* _Problem statement_:
Quote the entries word for word. Omit the pictures.

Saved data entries
____

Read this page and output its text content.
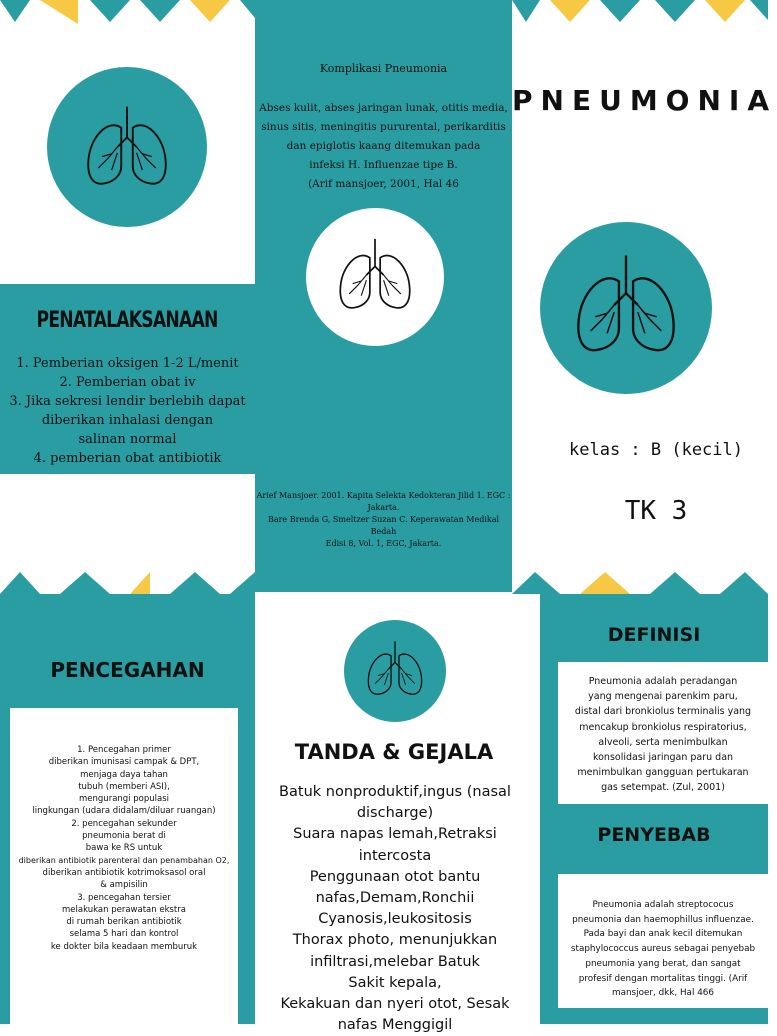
PENATALAKSANAAN
1. Pemberian oksigen 1-2 L/menit
2. Pemberian obat iv
3. Jika sekresi lendir berlebih dapat
diberikan inhalasi dengan
salinan normal
4. pemberian obat antibiotik
Komplikasi Pneumonia
Abses kulit, abses jaringan lunak, otitis media,
sinus sitis, meningitis pururental, perikarditis
dan epiglotis kaang ditemukan pada
infeksi H. Influenzae tipe B.
(Arif mansjoer, 2001, Hal 46
Arief Mansjoer. 2001. Kapita Selekta Kedokteran Jilid 1. EGC :
Jakarta.
Bare Brenda G, Smeltzer Suzan C. Keperawatan Medikal Bedah
Edisi 8, Vol. 1, EGC, Jakarta.
PNEUMONIA
kelas : B (kecil)
TK 3
PENCEGAHAN
1. Pencegahan primer
diberikan imunisasi campak & DPT,
menjaga daya tahan
tubuh (memberi ASI),
mengurangi populasi
lingkungan (udara didalam/diluar ruangan)
2. pencegahan sekunder
pneumonia berat di
bawa ke RS untuk
diberikan antibiotik parenteral dan penambahan O2,
diberikan antibiotik kotrimoksasol oral
& ampisilin
3. pencegahan tersier
melakukan perawatan ekstra
di rumah berikan antibiotik
selama 5 hari dan kontrol
ke dokter bila keadaan memburuk
TANDA & GEJALA
Batuk nonproduktif,ingus (nasal
discharge)
Suara napas lemah,Retraksi
intercosta
Penggunaan otot bantu
nafas,Demam,Ronchii
Cyanosis,leukositosis
Thorax photo, menunjukkan
infiltrasi,melebar Batuk
Sakit kepala,
Kekakuan dan nyeri otot, Sesak
nafas Menggigil
DEFINISI
Pneumonia adalah peradangan
yang mengenai parenkim paru,
distal dari bronkiolus terminalis yang
mencakup bronkiolus respiratorius,
alveoli, serta menimbulkan
konsolidasi jaringan paru dan
menimbulkan gangguan pertukaran
gas setempat. (Zul, 2001)
PENYEBAB
Pneumonia adalah streptococus
pneumonia dan haemophillus influenzae.
Pada bayi dan anak kecil ditemukan
staphylococcus aureus sebagai penyebab
pneumonia yang berat, dan sangat
profesif dengan mortalitas tinggi. (Arif
mansjoer, dkk, Hal 466
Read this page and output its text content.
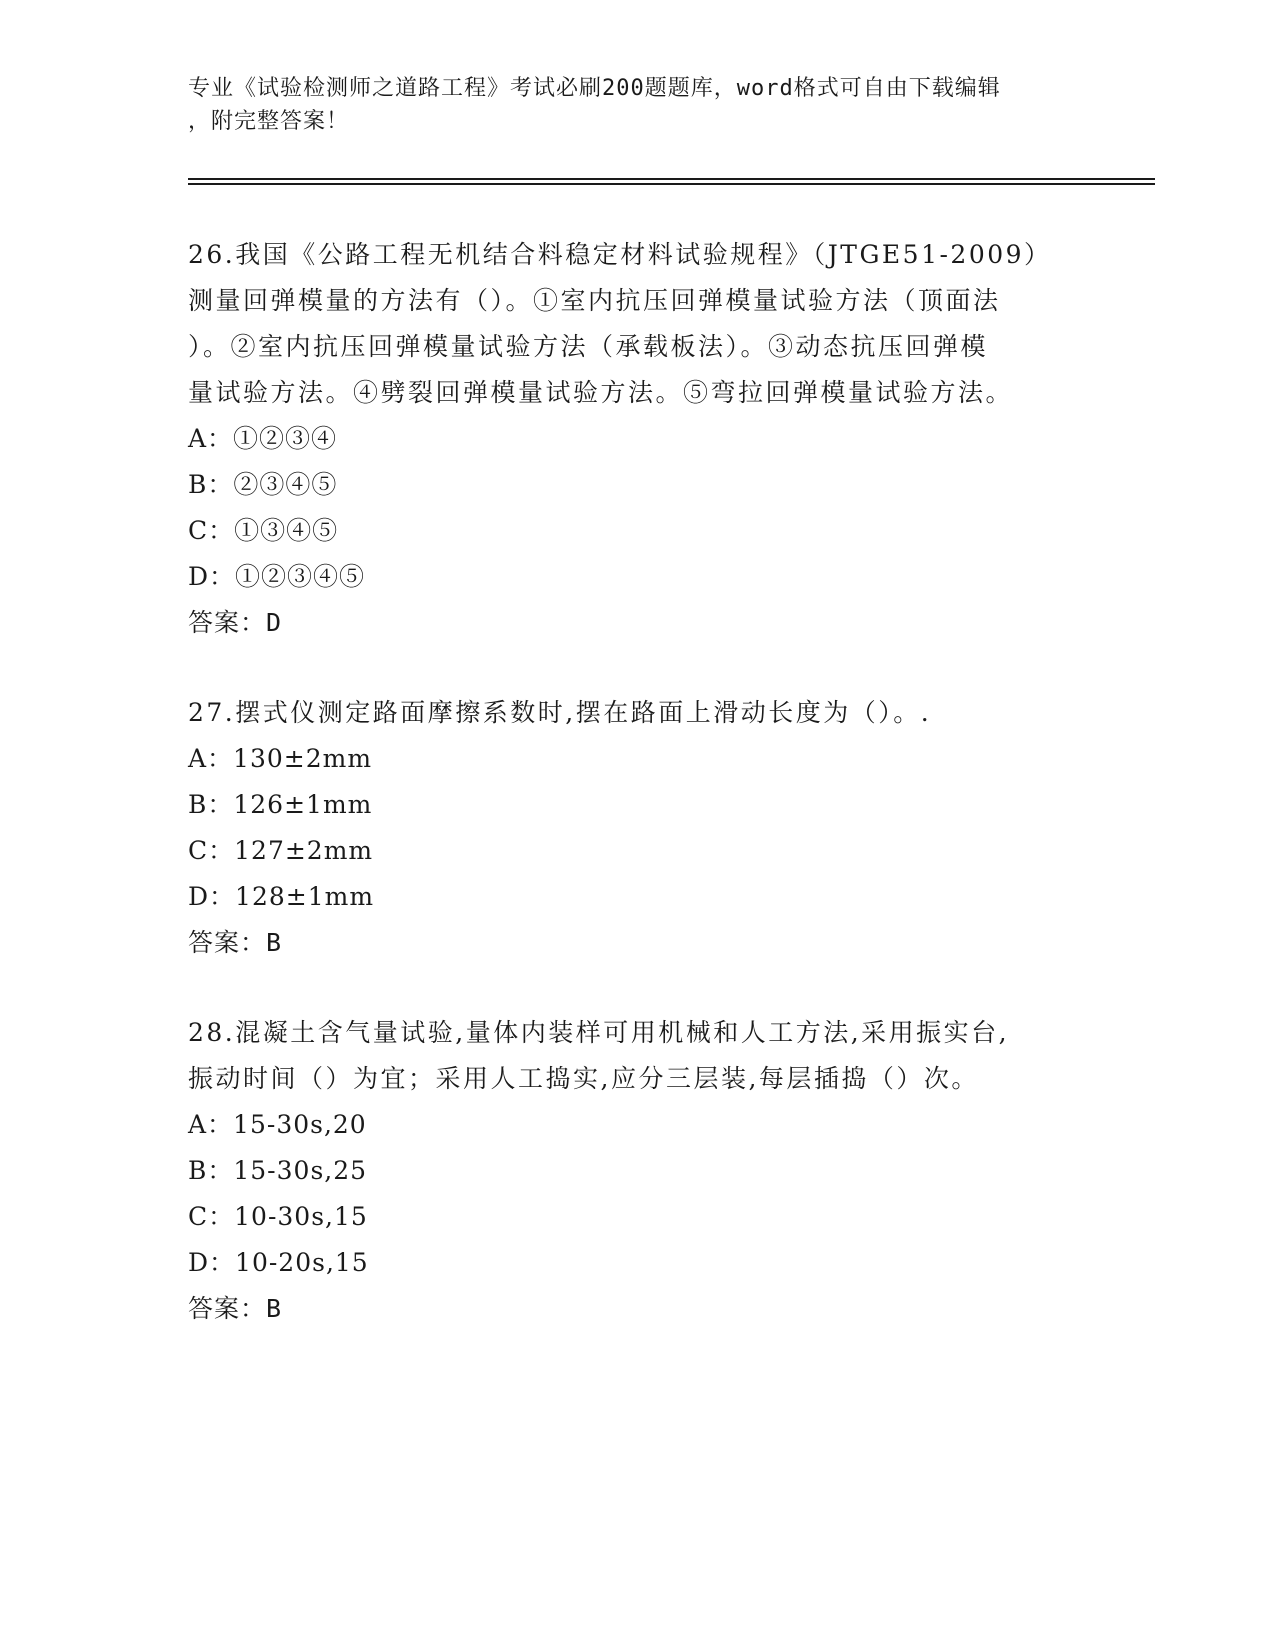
专业《试验检测师之道路工程》考试必刷200题题库，word格式可自由下载编辑
，附完整答案！

26.我国《公路工程无机结合料稳定材料试验规程》（JTGE51-2009）

测量回弹模量的方法有（）。①室内抗压回弹模量试验方法（顶面法

）。②室内抗压回弹模量试验方法（承载板法）。③动态抗压回弹模

量试验方法。④劈裂回弹模量试验方法。⑤弯拉回弹模量试验方法。

A：①②③④

B：②③④⑤

C：①③④⑤

D：①②③④⑤

答案：D

27.摆式仪测定路面摩擦系数时,摆在路面上滑动长度为（）。.

A：130±2mm

B：126±1mm

C：127±2mm

D：128±1mm

答案：B

28.混凝土含气量试验,量体内装样可用机械和人工方法,采用振实台,

振动时间（）为宜；采用人工捣实,应分三层装,每层插捣（）次。

A：15-30s,20

B：15-30s,25

C：10-30s,15

D：10-20s,15

答案：B
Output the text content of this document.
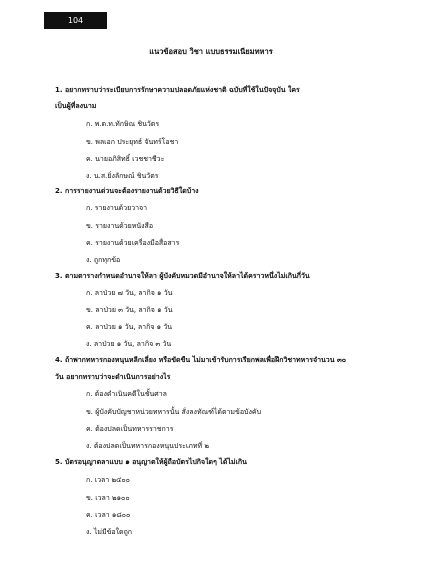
104
แนวข้อสอบ วิชา แบบธรรมเนียมทหาร
1. อยากทราบว่าระเบียบการรักษาความปลอดภัยแห่งชาติ ฉบับที่ใช้ในปัจจุบัน ใคร
เป็นผู้ที่ลงนาม
ก. พ.ต.ท.ทักษิณ ชินวัตร
ข. พลเอก ประยุทธ์ จันทร์โอชา
ค. นายอภิสิทธิ์ เวชชาชีวะ
ง. น.ส.ยิ่งลักษณ์ ชินวัตร
2. การรายงานด่วนจะต้องรายงานด้วยวิธีใดบ้าง
ก. รายงานด้วยวาจา
ข. รายงานด้วยหนังสือ
ค. รายงานด้วยเครื่องมือสื่อสาร
ง. ถูกทุกข้อ
3. ตามตารางกำหนดอำนาจให้ลา ผู้บังคับหมวดมีอำนาจให้ลาได้คราวหนึ่งไม่เกินกี่วัน
ก. ลาป่วย ๗ วัน, ลากิจ ๑ วัน
ข. ลาป่วย ๓ วัน, ลากิจ ๑ วัน
ค. ลาป่วย ๑ วัน, ลากิจ ๑ วัน
ง. ลาป่วย ๑ วัน, ลากิจ ๓ วัน
4. ถ้าพากทหารกองหนุนหลีกเลี่ยง หรือขัดขืน ไม่มาเข้ารับการเรียกพลเพื่อฝึกวิชาทหารจำนวน ๓๐
วัน อยากทราบว่าจะดำเนินการอย่างไร
ก. ต้องดำเนินคดีในชั้นศาล
ข. ผู้บังคับบัญชาหน่วยทหารนั้น สั่งลงทัณฑ์ได้ตามข้อบังคับ
ค. ต้องปลดเป็นทหารราชการ
ง. ต้องปลดเป็นทหารกองหนุนประเภทที่ ๒
5. บัตรอนุญาตลาแบบ ๑ อนุญาตให้ผู้ถือบัตรไปกิจใดๆ ได้ไม่เกิน
ก. เวลา ๒๔๐๐
ข. เวลา ๒๑๐๐
ค. เวลา ๑๘๐๐
ง. ไม่มีข้อใดถูก
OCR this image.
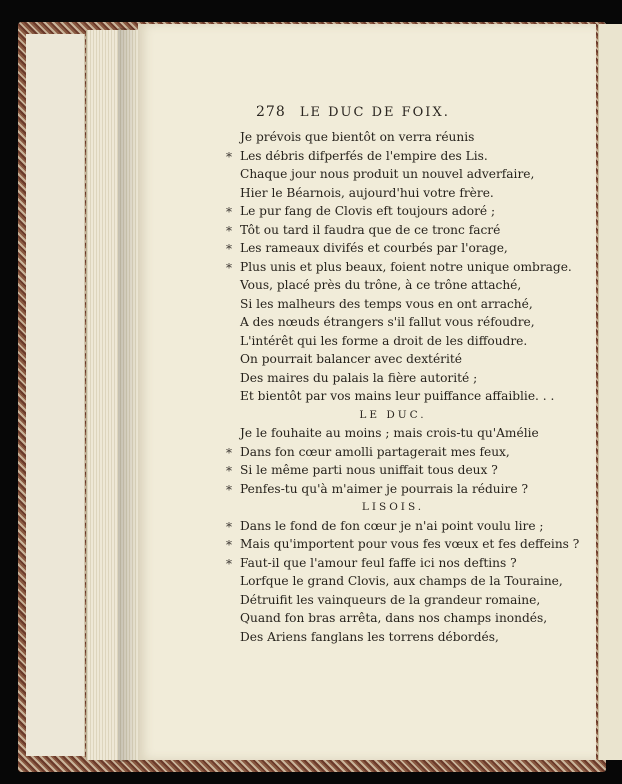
278 LE DUC DE FOIX.
Je prévois que bientôt on verra réunis
* Les débris difperfés de l'empire des Lis.
Chaque jour nous produit un nouvel adverfaire,
Hier le Béarnois, aujourd'hui votre frère.
* Le pur fang de Clovis eft toujours adoré ;
* Tôt ou tard il faudra que de ce tronc facré
* Les rameaux divifés et courbés par l'orage,
* Plus unis et plus beaux, foient notre unique ombrage.
Vous, placé près du trône, à ce trône attaché,
Si les malheurs des temps vous en ont arraché,
A des nœuds étrangers s'il fallut vous réfoudre,
L'intérêt qui les forme a droit de les diffoudre.
On pourrait balancer avec dextérité
Des maires du palais la fière autorité ;
Et bientôt par vos mains leur puiffance affaiblie. . .
LE DUC.
Je le fouhaite au moins ; mais crois-tu qu'Amélie
* Dans fon cœur amolli partagerait mes feux,
* Si le même parti nous uniffait tous deux ?
* Penfes-tu qu'à m'aimer je pourrais la réduire ?
LISOIS.
* Dans le fond de fon cœur je n'ai point voulu lire ;
* Mais qu'importent pour vous fes vœux et fes deffeins ?
* Faut-il que l'amour feul faffe ici nos deftins ?
Lorfque le grand Clovis, aux champs de la Touraine,
Détruifit les vainqueurs de la grandeur romaine,
Quand fon bras arrêta, dans nos champs inondés,
Des Ariens fanglans les torrens débordés,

____

* _Task solution_:
Read this page and output its text content.
PENATALAKSANAAN
1. Pemberian oksigen 1-2 L/menit
2. Pemberian obat iv
3. Jika sekresi lendir berlebih dapat
diberikan inhalasi dengan
salinan normal
4. pemberian obat antibiotik
Komplikasi Pneumonia
Abses kulit, abses jaringan lunak, otitis media,
sinus sitis, meningitis pururental, perikarditis
dan epiglotis kaang ditemukan pada
infeksi H. Influenzae tipe B.
(Arif mansjoer, 2001, Hal 46
Arief Mansjoer. 2001. Kapita Selekta Kedokteran Jilid 1. EGC :
Jakarta.
Bare Brenda G, Smeltzer Suzan C. Keperawatan Medikal Bedah
Edisi 8, Vol. 1, EGC, Jakarta.
PNEUMONIA
kelas : B (kecil)
TK 3
PENCEGAHAN
1. Pencegahan primer
diberikan imunisasi campak & DPT,
menjaga daya tahan
tubuh (memberi ASI),
mengurangi populasi
lingkungan (udara didalam/diluar ruangan)
2. pencegahan sekunder
pneumonia berat di
bawa ke RS untuk
diberikan antibiotik parenteral dan penambahan O2,
diberikan antibiotik kotrimoksasol oral
& ampisilin
3. pencegahan tersier
melakukan perawatan ekstra
di rumah berikan antibiotik
selama 5 hari dan kontrol
ke dokter bila keadaan memburuk
TANDA & GEJALA
Batuk nonproduktif,ingus (nasal
discharge)
Suara napas lemah,Retraksi
intercosta
Penggunaan otot bantu
nafas,Demam,Ronchii
Cyanosis,leukositosis
Thorax photo, menunjukkan
infiltrasi,melebar Batuk
Sakit kepala,
Kekakuan dan nyeri otot, Sesak
nafas Menggigil
DEFINISI
Pneumonia adalah peradangan
yang mengenai parenkim paru,
distal dari bronkiolus terminalis yang
mencakup bronkiolus respiratorius,
alveoli, serta menimbulkan
konsolidasi jaringan paru dan
menimbulkan gangguan pertukaran
gas setempat. (Zul, 2001)
PENYEBAB
Pneumonia adalah streptococus
pneumonia dan haemophillus influenzae.
Pada bayi dan anak kecil ditemukan
staphylococcus aureus sebagai penyebab
pneumonia yang berat, dan sangat
profesif dengan mortalitas tinggi. (Arif
mansjoer, dkk, Hal 466
Read this page and output its text content.
专业《试验检测师之道路工程》考试必刷200题题库，word格式可自由下载编辑
，附完整答案！

26.我国《公路工程无机结合料稳定材料试验规程》（JTGE51-2009）

测量回弹模量的方法有（）。①室内抗压回弹模量试验方法（顶面法

）。②室内抗压回弹模量试验方法（承载板法）。③动态抗压回弹模

量试验方法。④劈裂回弹模量试验方法。⑤弯拉回弹模量试验方法。

A：①②③④

B：②③④⑤

C：①③④⑤

D：①②③④⑤

答案：D

27.摆式仪测定路面摩擦系数时,摆在路面上滑动长度为（）。.

A：130±2mm

B：126±1mm

C：127±2mm

D：128±1mm

答案：B

28.混凝土含气量试验,量体内装样可用机械和人工方法,采用振实台,

振动时间（）为宜；采用人工捣实,应分三层装,每层插捣（）次。

A：15-30s,20

B：15-30s,25

C：10-30s,15

D：10-20s,15

答案：B
Output the text content of this document.
104
แนวข้อสอบ วิชา แบบธรรมเนียมทหาร
1. อยากทราบว่าระเบียบการรักษาความปลอดภัยแห่งชาติ ฉบับที่ใช้ในปัจจุบัน ใคร
เป็นผู้ที่ลงนาม
ก. พ.ต.ท.ทักษิณ ชินวัตร
ข. พลเอก ประยุทธ์ จันทร์โอชา
ค. นายอภิสิทธิ์ เวชชาชีวะ
ง. น.ส.ยิ่งลักษณ์ ชินวัตร
2. การรายงานด่วนจะต้องรายงานด้วยวิธีใดบ้าง
ก. รายงานด้วยวาจา
ข. รายงานด้วยหนังสือ
ค. รายงานด้วยเครื่องมือสื่อสาร
ง. ถูกทุกข้อ
3. ตามตารางกำหนดอำนาจให้ลา ผู้บังคับหมวดมีอำนาจให้ลาได้คราวหนึ่งไม่เกินกี่วัน
ก. ลาป่วย ๗ วัน, ลากิจ ๑ วัน
ข. ลาป่วย ๓ วัน, ลากิจ ๑ วัน
ค. ลาป่วย ๑ วัน, ลากิจ ๑ วัน
ง. ลาป่วย ๑ วัน, ลากิจ ๓ วัน
4. ถ้าพากทหารกองหนุนหลีกเลี่ยง หรือขัดขืน ไม่มาเข้ารับการเรียกพลเพื่อฝึกวิชาทหารจำนวน ๓๐
วัน อยากทราบว่าจะดำเนินการอย่างไร
ก. ต้องดำเนินคดีในชั้นศาล
ข. ผู้บังคับบัญชาหน่วยทหารนั้น สั่งลงทัณฑ์ได้ตามข้อบังคับ
ค. ต้องปลดเป็นทหารราชการ
ง. ต้องปลดเป็นทหารกองหนุนประเภทที่ ๒
5. บัตรอนุญาตลาแบบ ๑ อนุญาตให้ผู้ถือบัตรไปกิจใดๆ ได้ไม่เกิน
ก. เวลา ๒๔๐๐
ข. เวลา ๒๑๐๐
ค. เวลา ๑๘๐๐
ง. ไม่มีข้อใดถูก
OCR this image.
278 LE DUC DE FOIX.
Je prévois que bientôt on verra réunis
* Les débris difperfés de l'empire des Lis.
Chaque jour nous produit un nouvel adverfaire,
Hier le Béarnois, aujourd'hui votre frère.
* Le pur fang de Clovis eft toujours adoré ;
* Tôt ou tard il faudra que de ce tronc facré
* Les rameaux divifés et courbés par l'orage,
* Plus unis et plus beaux, foient notre unique ombrage.
Vous, placé près du trône, à ce trône attaché,
Si les malheurs des temps vous en ont arraché,
A des nœuds étrangers s'il fallut vous réfoudre,
L'intérêt qui les forme a droit de les diffoudre.
On pourrait balancer avec dextérité
Des maires du palais la fière autorité ;
Et bientôt par vos mains leur puiffance affaiblie. . .
LE DUC.
Je le fouhaite au moins ; mais crois-tu qu'Amélie
* Dans fon cœur amolli partagerait mes feux,
* Si le même parti nous uniffait tous deux ?
* Penfes-tu qu'à m'aimer je pourrais la réduire ?
LISOIS.
* Dans le fond de fon cœur je n'ai point voulu lire ;
* Mais qu'importent pour vous fes vœux et fes deffeins ?
* Faut-il que l'amour feul faffe ici nos deftins ?
Lorfque le grand Clovis, aux champs de la Touraine,
Détruifit les vainqueurs de la grandeur romaine,
Quand fon bras arrêta, dans nos champs inondés,
Des Ariens fanglans les torrens débordés,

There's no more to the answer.